[Start Information provided]

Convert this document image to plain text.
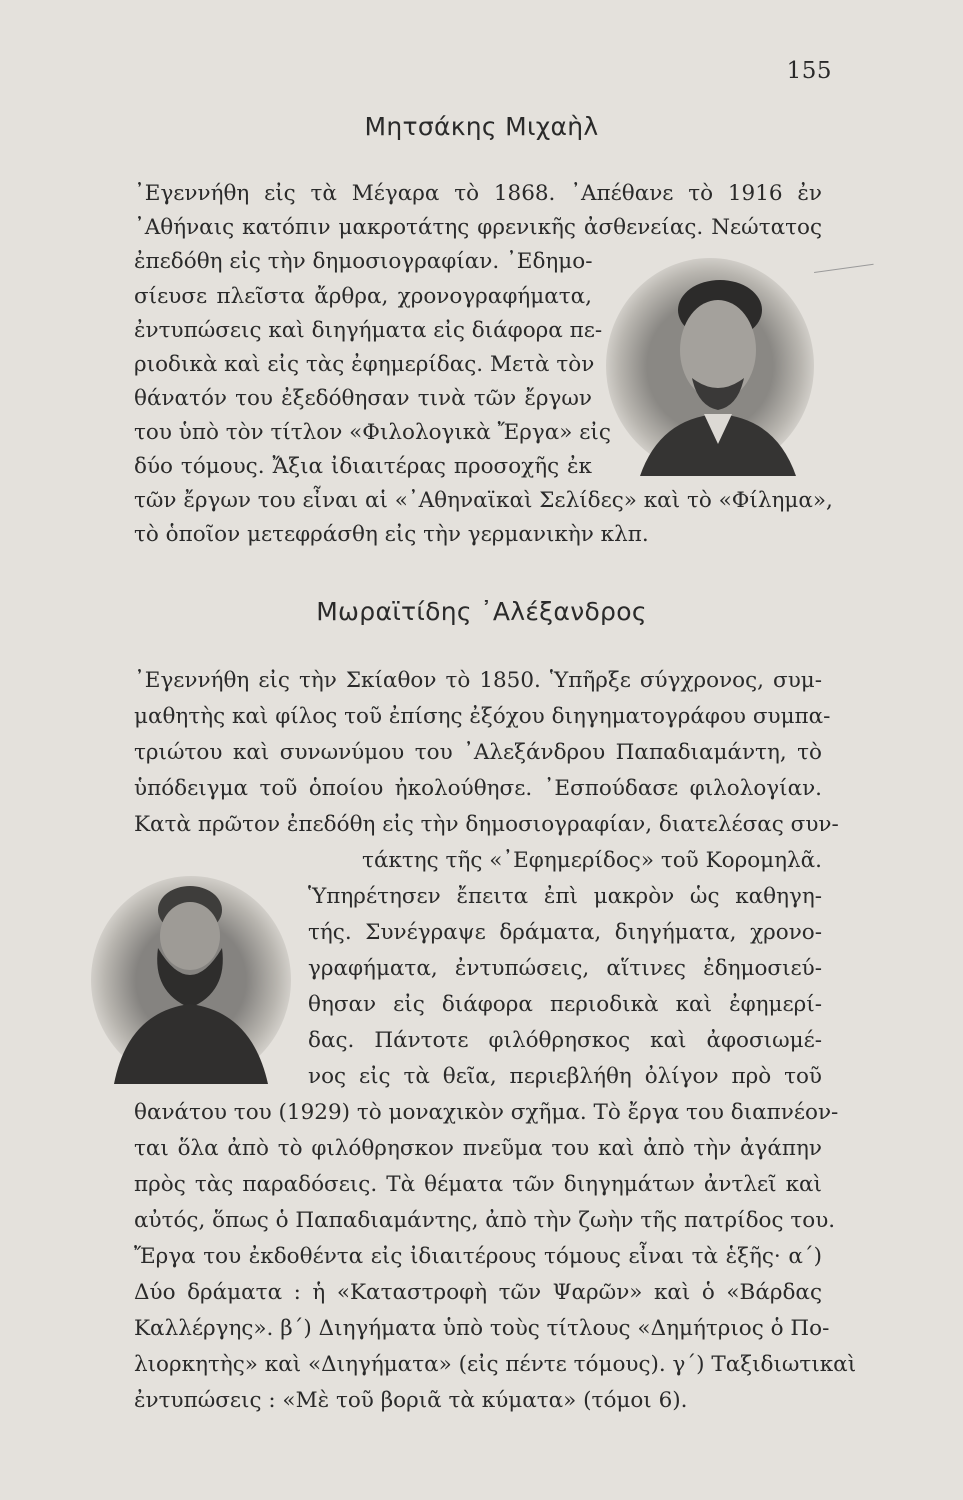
155
Μητσάκης Μιχαὴλ
᾿Εγεννήθη εἰς τὰ Μέγαρα τὸ 1868. ᾿Απέθανε τὸ 1916 ἐν
᾿Αθήναις κατόπιν μακροτάτης φρενικῆς ἀσθενείας. Νεώτατος
ἐπεδόθη εἰς τὴν δημοσιογραφίαν. ᾿Εδημο-
σίευσε πλεῖστα ἄρθρα, χρονογραφήματα,
ἐντυπώσεις καὶ διηγήματα εἰς διάφορα πε-
ριοδικὰ καὶ εἰς τὰς ἐφημερίδας. Μετὰ τὸν
θάνατόν του ἐξεδόθησαν τινὰ τῶν ἔργων
του ὑπὸ τὸν τίτλον «Φιλολογικὰ Ἔργα» εἰς
δύο τόμους. Ἄξια ἰδιαιτέρας προσοχῆς ἐκ
τῶν ἔργων του εἶναι αἱ «᾿Αθηναϊκαὶ Σελίδες» καὶ τὸ «Φίλημα»,
τὸ ὁποῖον μετεφράσθη εἰς τὴν γερμανικὴν κλπ.
Μωραϊτίδης ᾿Αλέξανδρος
᾿Εγεννήθη εἰς τὴν Σκίαθον τὸ 1850. Ὑπῆρξε σύγχρονος, συμ-
μαθητὴς καὶ φίλος τοῦ ἐπίσης ἐξόχου διηγηματογράφου συμπα-
τριώτου καὶ συνωνύμου του ᾿Αλεξάνδρου Παπαδιαμάντη, τὸ
ὑπόδειγμα τοῦ ὁποίου ἠκολούθησε. ᾿Εσπούδασε φιλολογίαν.
Κατὰ πρῶτον ἐπεδόθη εἰς τὴν δημοσιογραφίαν, διατελέσας συν-
τάκτης τῆς «᾿Εφημερίδος» τοῦ Κορομηλᾶ.
Ὑπηρέτησεν ἔπειτα ἐπὶ μακρὸν ὡς καθηγη-
τής. Συνέγραψε δράματα, διηγήματα, χρονο-
γραφήματα, ἐντυπώσεις, αἵτινες ἐδημοσιεύ-
θησαν εἰς διάφορα περιοδικὰ καὶ ἐφημερί-
δας. Πάντοτε φιλόθρησκος καὶ ἀφοσιωμέ-
νος εἰς τὰ θεῖα, περιεβλήθη ὀλίγον πρὸ τοῦ
θανάτου του (1929) τὸ μοναχικὸν σχῆμα. Τὸ ἔργα του διαπνέον-
ται ὅλα ἀπὸ τὸ φιλόθρησκον πνεῦμα του καὶ ἀπὸ τὴν ἀγάπην
πρὸς τὰς παραδόσεις. Τὰ θέματα τῶν διηγημάτων ἀντλεῖ καὶ
αὐτός, ὅπως ὁ Παπαδιαμάντης, ἀπὸ τὴν ζωὴν τῆς πατρίδος του.
Ἔργα του ἐκδοθέντα εἰς ἰδιαιτέρους τόμους εἶναι τὰ ἑξῆς· α΄)
Δύο δράματα : ἡ «Καταστροφὴ τῶν Ψαρῶν» καὶ ὁ «Βάρδας
Καλλέργης». β΄) Διηγήματα ὑπὸ τοὺς τίτλους «Δημήτριος ὁ Πο-
λιορκητὴς» καὶ «Διηγήματα» (εἰς πέντε τόμους). γ΄) Ταξιδιωτικαὶ
ἐντυπώσεις : «Μὲ τοῦ βοριᾶ τὰ κύματα» (τόμοι 6).
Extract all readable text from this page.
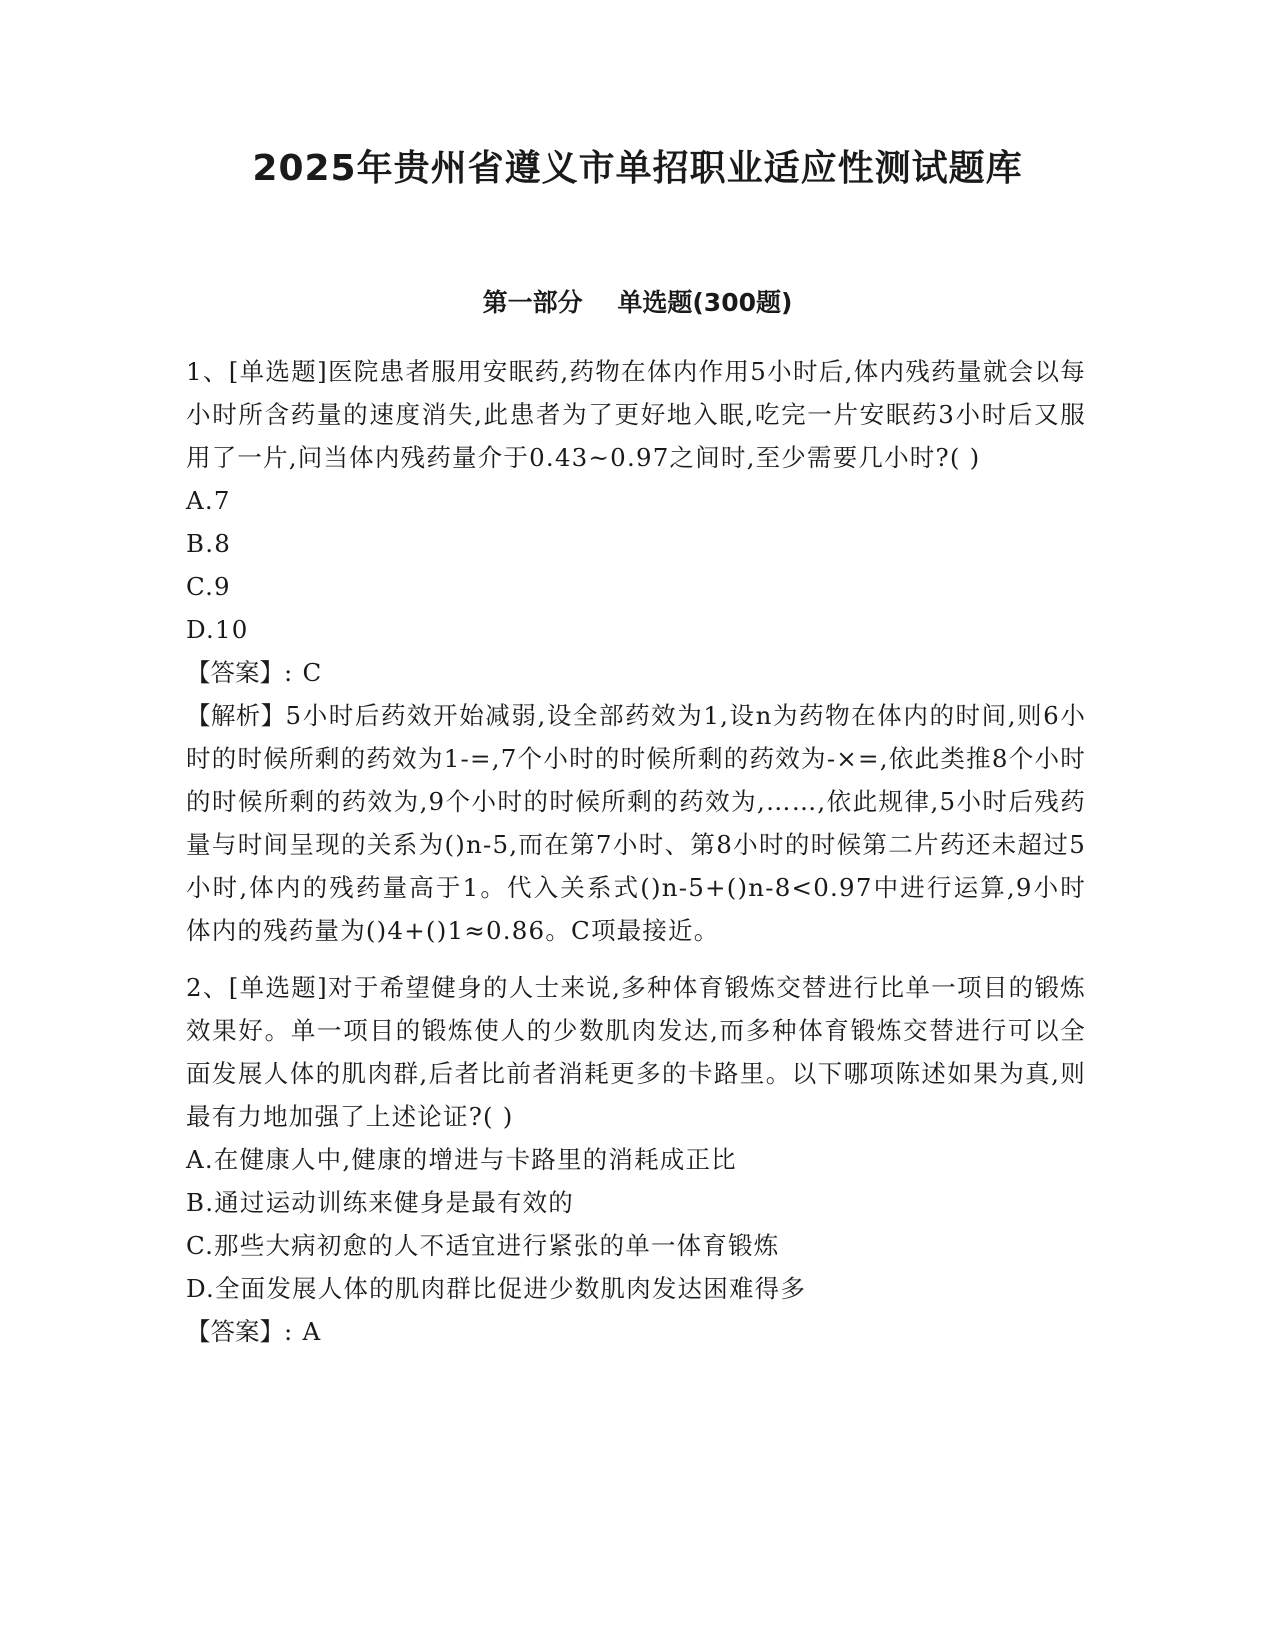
2025年贵州省遵义市单招职业适应性测试题库
第一部分    单选题(300题)

1、[单选题]医院患者服用安眠药,药物在体内作用5小时后,体内残药量就会以每小时所含药量的速度消失,此患者为了更好地入眠,吃完一片安眠药3小时后又服用了一片,问当体内残药量介于0.43~0.97之间时,至少需要几小时?( )

A.7

B.8

C.9

D.10

【答案】: C

【解析】5小时后药效开始减弱,设全部药效为1,设n为药物在体内的时间,则6小时的时候所剩的药效为1-=,7个小时的时候所剩的药效为-×=,依此类推8个小时的时候所剩的药效为,9个小时的时候所剩的药效为,……,依此规律,5小时后残药量与时间呈现的关系为()n-5,而在第7小时、第8小时的时候第二片药还未超过5小时,体内的残药量高于1。代入关系式()n-5+()n-8<0.97中进行运算,9小时体内的残药量为()4+()1≈0.86。C项最接近。

2、[单选题]对于希望健身的人士来说,多种体育锻炼交替进行比单一项目的锻炼效果好。单一项目的锻炼使人的少数肌肉发达,而多种体育锻炼交替进行可以全面发展人体的肌肉群,后者比前者消耗更多的卡路里。以下哪项陈述如果为真,则最有力地加强了上述论证?( )

A.在健康人中,健康的增进与卡路里的消耗成正比

B.通过运动训练来健身是最有效的

C.那些大病初愈的人不适宜进行紧张的单一体育锻炼

D.全面发展人体的肌肉群比促进少数肌肉发达困难得多

【答案】: A
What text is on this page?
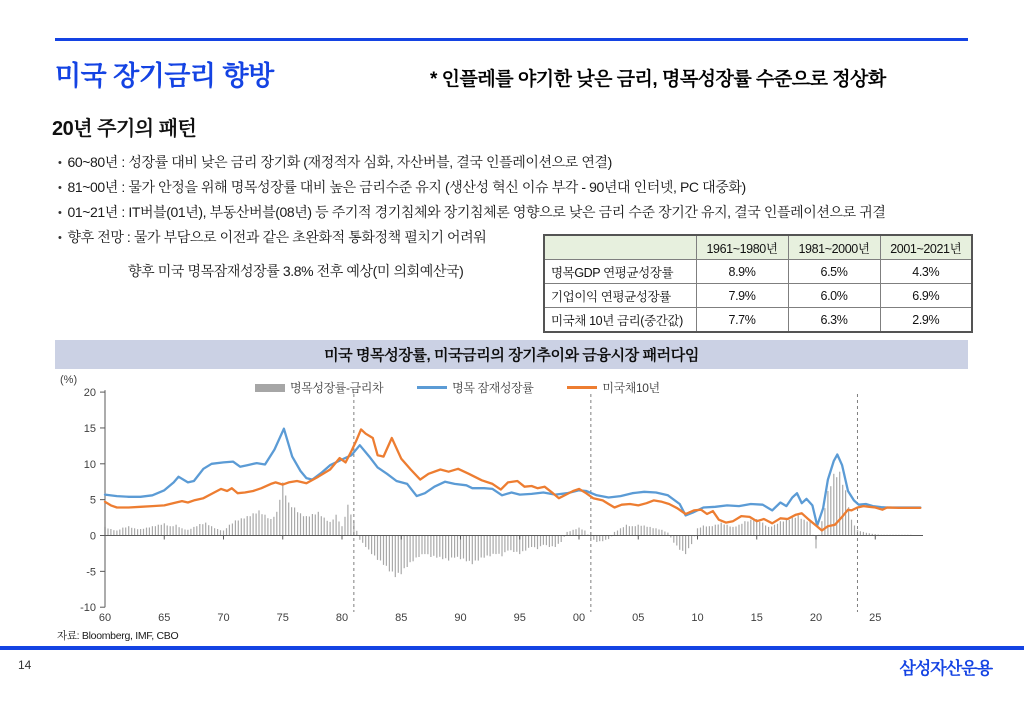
미국 장기금리 향방	* 인플레를 야기한 낮은 금리, 명목성장률 수준으로 정상화
20년 주기의 패턴
• 60~80년 : 성장률 대비 낮은 금리 장기화 (재정적자 심화, 자산버블, 결국 인플레이션으로 연결)
• 81~00년 : 물가 안정을 위해 명목성장률 대비 높은 금리수준 유지 (생산성 혁신 이슈 부각 - 90년대 인터넷, PC 대중화)
• 01~21년 : IT버블(01년), 부동산버블(08년) 등 주기적 경기침체와 장기침체론 영향으로 낮은 금리 수준 장기간 유지, 결국 인플레이션으로 귀결
• 향후 전망 : 물가 부담으로 이전과 같은 초완화적 통화정책 펼치기 어려워
향후 미국 명목잠재성장률 3.8% 전후 예상(미 의회예산국)
	1961~1980년	1981~2000년	2001~2021년
명목GDP 연평균성장률	8.9%	6.5%	4.3%
기업이익 연평균성장률	7.9%	6.0%	6.9%
미국채 10년 금리(중간값)	7.7%	6.3%	2.9%
미국 명목성장률, 미국금리의 장기추이와 금융시장 패러다임
(%)
명목성장률-금리차	명목 잠재성장률	미국채10년
20
15
10
5
0
-5
-10
60	65	70	75	80	85	90	95	00	05	10	15	20	25
자료: Bloomberg, IMF, CBO
14	삼성자산운용
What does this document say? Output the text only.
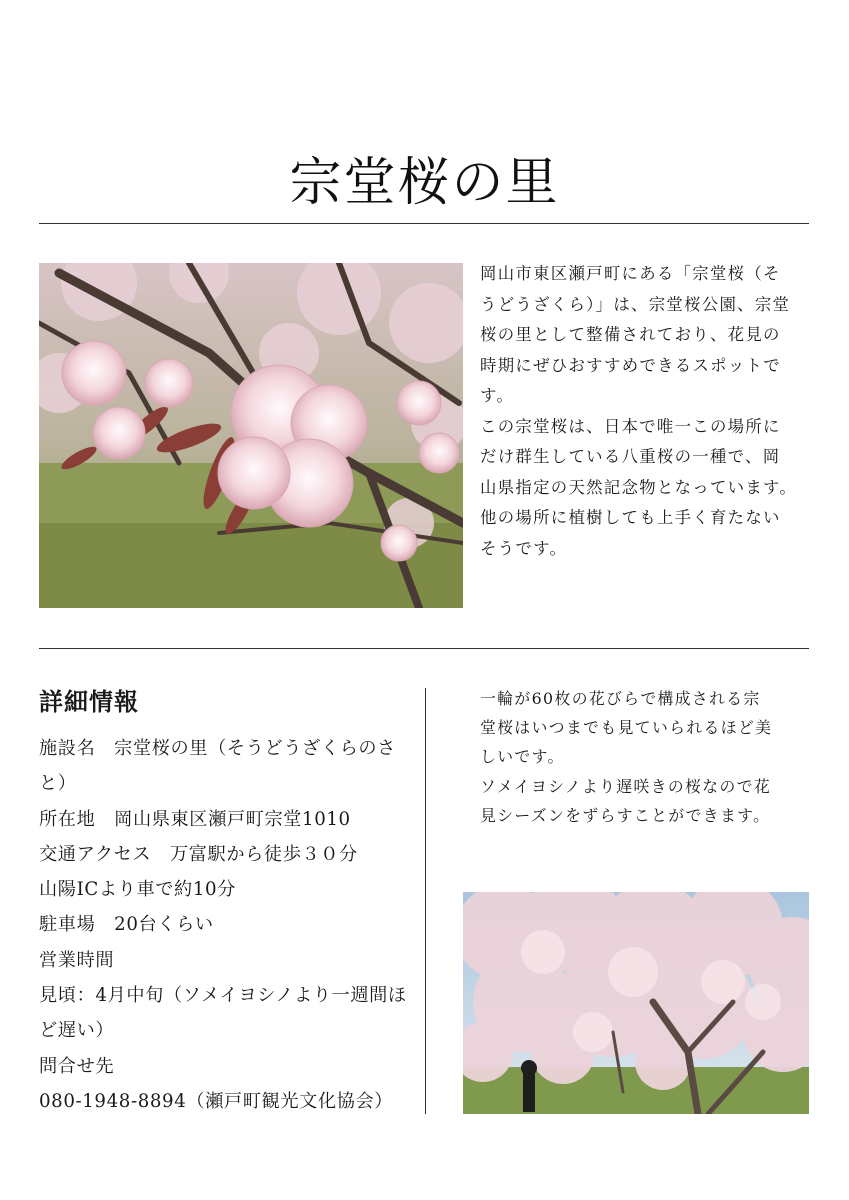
宗堂桜の里

岡山市東区瀬戸町にある「宗堂桜（そうどうざくら）」は、宗堂桜公園、宗堂桜の里として整備されており、花見の時期にぜひおすすめできるスポットです。

この宗堂桜は、日本で唯一この場所にだけ群生している八重桜の一種で、岡山県指定の天然記念物となっています。他の場所に植樹しても上手く育たないそうです。

詳細情報

施設名　宗堂桜の里（そうどうざくらのさと）

所在地　岡山県東区瀬戸町宗堂1010

交通アクセス　万富駅から徒歩３０分

山陽ICより車で約10分

駐車場　20台くらい

営業時間

見頃：4月中旬（ソメイヨシノより一週間ほど遅い）

問合せ先

080-1948-8894（瀬戸町観光文化協会）

一輪が60枚の花びらで構成される宗堂桜はいつまでも見ていられるほど美しいです。

ソメイヨシノより遅咲きの桜なので花見シーズンをずらすことができます。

[End Information provided]

Exercise brief.
Repeat the records in full, exactly as they appear, without the pictures.

Written answer.
Convert this document image to plain text.
155
Μητσάκης Μιχαὴλ
᾿Εγεννήθη εἰς τὰ Μέγαρα τὸ 1868. ᾿Απέθανε τὸ 1916 ἐν
᾿Αθήναις κατόπιν μακροτάτης φρενικῆς ἀσθενείας. Νεώτατος
ἐπεδόθη εἰς τὴν δημοσιογραφίαν. ᾿Εδημο-
σίευσε πλεῖστα ἄρθρα, χρονογραφήματα,
ἐντυπώσεις καὶ διηγήματα εἰς διάφορα πε-
ριοδικὰ καὶ εἰς τὰς ἐφημερίδας. Μετὰ τὸν
θάνατόν του ἐξεδόθησαν τινὰ τῶν ἔργων
του ὑπὸ τὸν τίτλον «Φιλολογικὰ Ἔργα» εἰς
δύο τόμους. Ἄξια ἰδιαιτέρας προσοχῆς ἐκ
τῶν ἔργων του εἶναι αἱ «᾿Αθηναϊκαὶ Σελίδες» καὶ τὸ «Φίλημα»,
τὸ ὁποῖον μετεφράσθη εἰς τὴν γερμανικὴν κλπ.
Μωραϊτίδης ᾿Αλέξανδρος
᾿Εγεννήθη εἰς τὴν Σκίαθον τὸ 1850. Ὑπῆρξε σύγχρονος, συμ-
μαθητὴς καὶ φίλος τοῦ ἐπίσης ἐξόχου διηγηματογράφου συμπα-
τριώτου καὶ συνωνύμου του ᾿Αλεξάνδρου Παπαδιαμάντη, τὸ
ὑπόδειγμα τοῦ ὁποίου ἠκολούθησε. ᾿Εσπούδασε φιλολογίαν.
Κατὰ πρῶτον ἐπεδόθη εἰς τὴν δημοσιογραφίαν, διατελέσας συν-
τάκτης τῆς «᾿Εφημερίδος» τοῦ Κορομηλᾶ.
Ὑπηρέτησεν ἔπειτα ἐπὶ μακρὸν ὡς καθηγη-
τής. Συνέγραψε δράματα, διηγήματα, χρονο-
γραφήματα, ἐντυπώσεις, αἵτινες ἐδημοσιεύ-
θησαν εἰς διάφορα περιοδικὰ καὶ ἐφημερί-
δας. Πάντοτε φιλόθρησκος καὶ ἀφοσιωμέ-
νος εἰς τὰ θεῖα, περιεβλήθη ὀλίγον πρὸ τοῦ
θανάτου του (1929) τὸ μοναχικὸν σχῆμα. Τὸ ἔργα του διαπνέον-
ται ὅλα ἀπὸ τὸ φιλόθρησκον πνεῦμα του καὶ ἀπὸ τὴν ἀγάπην
πρὸς τὰς παραδόσεις. Τὰ θέματα τῶν διηγημάτων ἀντλεῖ καὶ
αὐτός, ὅπως ὁ Παπαδιαμάντης, ἀπὸ τὴν ζωὴν τῆς πατρίδος του.
Ἔργα του ἐκδοθέντα εἰς ἰδιαιτέρους τόμους εἶναι τὰ ἑξῆς· α΄)
Δύο δράματα : ἡ «Καταστροφὴ τῶν Ψαρῶν» καὶ ὁ «Βάρδας
Καλλέργης». β΄) Διηγήματα ὑπὸ τοὺς τίτλους «Δημήτριος ὁ Πο-
λιορκητὴς» καὶ «Διηγήματα» (εἰς πέντε τόμους). γ΄) Ταξιδιωτικαὶ
ἐντυπώσεις : «Μὲ τοῦ βοριᾶ τὰ κύματα» (τόμοι 6).
Extract all readable text from this page.
2025年贵州省遵义市单招职业适应性测试题库
第一部分    单选题(300题)

1、[单选题]医院患者服用安眠药,药物在体内作用5小时后,体内残药量就会以每小时所含药量的速度消失,此患者为了更好地入眠,吃完一片安眠药3小时后又服用了一片,问当体内残药量介于0.43~0.97之间时,至少需要几小时?( )

A.7

B.8

C.9

D.10

【答案】: C

【解析】5小时后药效开始减弱,设全部药效为1,设n为药物在体内的时间,则6小时的时候所剩的药效为1-=,7个小时的时候所剩的药效为-×=,依此类推8个小时的时候所剩的药效为,9个小时的时候所剩的药效为,……,依此规律,5小时后残药量与时间呈现的关系为()n-5,而在第7小时、第8小时的时候第二片药还未超过5小时,体内的残药量高于1。代入关系式()n-5+()n-8<0.97中进行运算,9小时体内的残药量为()4+()1≈0.86。C项最接近。

2、[单选题]对于希望健身的人士来说,多种体育锻炼交替进行比单一项目的锻炼效果好。单一项目的锻炼使人的少数肌肉发达,而多种体育锻炼交替进行可以全面发展人体的肌肉群,后者比前者消耗更多的卡路里。以下哪项陈述如果为真,则最有力地加强了上述论证?( )

A.在健康人中,健康的增进与卡路里的消耗成正比

B.通过运动训练来健身是最有效的

C.那些大病初愈的人不适宜进行紧张的单一体育锻炼

D.全面发展人体的肌肉群比促进少数肌肉发达困难得多

【答案】: A
What text is on this page?
미국 장기금리 향방	* 인플레를 야기한 낮은 금리, 명목성장률 수준으로 정상화
20년 주기의 패턴
• 60~80년 : 성장률 대비 낮은 금리 장기화 (재정적자 심화, 자산버블, 결국 인플레이션으로 연결)
• 81~00년 : 물가 안정을 위해 명목성장률 대비 높은 금리수준 유지 (생산성 혁신 이슈 부각 - 90년대 인터넷, PC 대중화)
• 01~21년 : IT버블(01년), 부동산버블(08년) 등 주기적 경기침체와 장기침체론 영향으로 낮은 금리 수준 장기간 유지, 결국 인플레이션으로 귀결
• 향후 전망 : 물가 부담으로 이전과 같은 초완화적 통화정책 펼치기 어려워
향후 미국 명목잠재성장률 3.8% 전후 예상(미 의회예산국)
	1961~1980년	1981~2000년	2001~2021년
명목GDP 연평균성장률	8.9%	6.5%	4.3%
기업이익 연평균성장률	7.9%	6.0%	6.9%
미국채 10년 금리(중간값)	7.7%	6.3%	2.9%
미국 명목성장률, 미국금리의 장기추이와 금융시장 패러다임
(%)
명목성장률-금리차	명목 잠재성장률	미국채10년
20
15
10
5
0
-5
-10
60	65	70	75	80	85	90	95	00	05	10	15	20	25
자료: Bloomberg, IMF, CBO
14	삼성자산운용
What does this document say? Output the text only.
宗堂桜の里

岡山市東区瀬戸町にある「宗堂桜（そうどうざくら）」は、宗堂桜公園、宗堂桜の里として整備されており、花見の時期にぜひおすすめできるスポットです。

この宗堂桜は、日本で唯一この場所にだけ群生している八重桜の一種で、岡山県指定の天然記念物となっています。他の場所に植樹しても上手く育たないそうです。

詳細情報

施設名　宗堂桜の里（そうどうざくらのさと）

所在地　岡山県東区瀬戸町宗堂1010

交通アクセス　万富駅から徒歩３０分

山陽ICより車で約10分

駐車場　20台くらい

営業時間

見頃：4月中旬（ソメイヨシノより一週間ほど遅い）

問合せ先

080-1948-8894（瀬戸町観光文化協会）

一輪が60枚の花びらで構成される宗堂桜はいつまでも見ていられるほど美しいです。

ソメイヨシノより遅咲きの桜なので花見シーズンをずらすことができます。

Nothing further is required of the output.